**Set problem:** Select every line holding the word "labels" and copy it.

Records

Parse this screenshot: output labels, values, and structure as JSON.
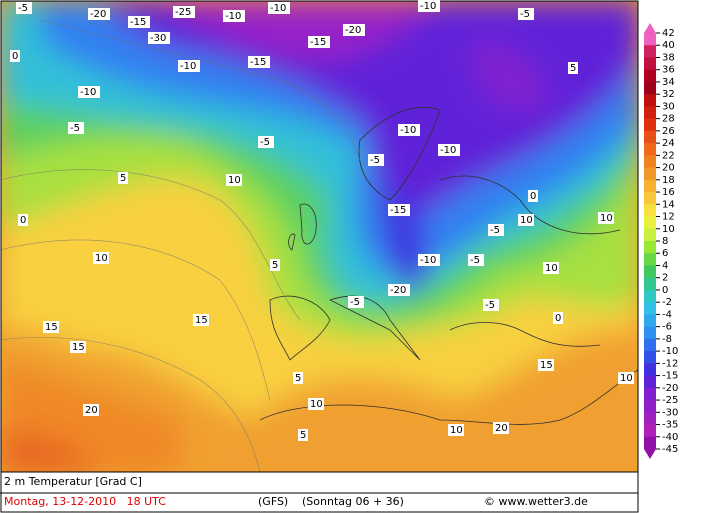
{
  "map": {
    "labels": [
      "-5",
      "-20",
      "-15",
      "-25",
      "-10",
      "-30",
      "-10",
      "-15",
      "-20",
      "-10",
      "-5",
      "-15",
      "-10",
      "0",
      "-5",
      "-10",
      "-5",
      "5",
      "10",
      "5",
      "10",
      "10",
      "15",
      "15",
      "20",
      "15",
      "10",
      "5",
      "0",
      "-5",
      "-10",
      "-20",
      "-10",
      "-5",
      "0",
      "10",
      "-5",
      "-15",
      "-5",
      "5",
      "10",
      "10",
      "15",
      "20",
      "10",
      "5",
      "0",
      "-5",
      "-10"
    ],
    "legend": {
      "levels": [
        42,
        40,
        38,
        36,
        34,
        32,
        30,
        28,
        26,
        24,
        22,
        20,
        18,
        16,
        14,
        12,
        10,
        8,
        6,
        4,
        2,
        0,
        -2,
        -4,
        -6,
        -8,
        -10,
        -12,
        -15,
        -20,
        -25,
        -30,
        -35,
        -40,
        -45
      ],
      "colors": [
        "#f060c0",
        "#d02060",
        "#c01040",
        "#b00020",
        "#a00018",
        "#c01010",
        "#d02010",
        "#e03010",
        "#e85018",
        "#f06818",
        "#f08020",
        "#f09828",
        "#f8b030",
        "#f8c838",
        "#f8e040",
        "#e8f040",
        "#c8f040",
        "#98e838",
        "#68d848",
        "#40c860",
        "#30c890",
        "#30c8c0",
        "#30c0e8",
        "#30a8f0",
        "#3090f0",
        "#3070f0",
        "#3050e8",
        "#4030e0",
        "#6020d8",
        "#8020d0",
        "#9020c8",
        "#a020c0",
        "#b020b8",
        "#9010a8"
      ]
    },
    "footer": {
      "title": "2 m Temperatur [Grad C]",
      "date": "Montag, 13-12-2010   18 UTC",
      "model": "(GFS)",
      "run": "(Sonntag 06 + 36)",
      "credit": "© www.wetter3.de"
    }
  }
}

**Written solution:**
Parse this screenshot: output labels, values, and structure as JSON.
    "labels": [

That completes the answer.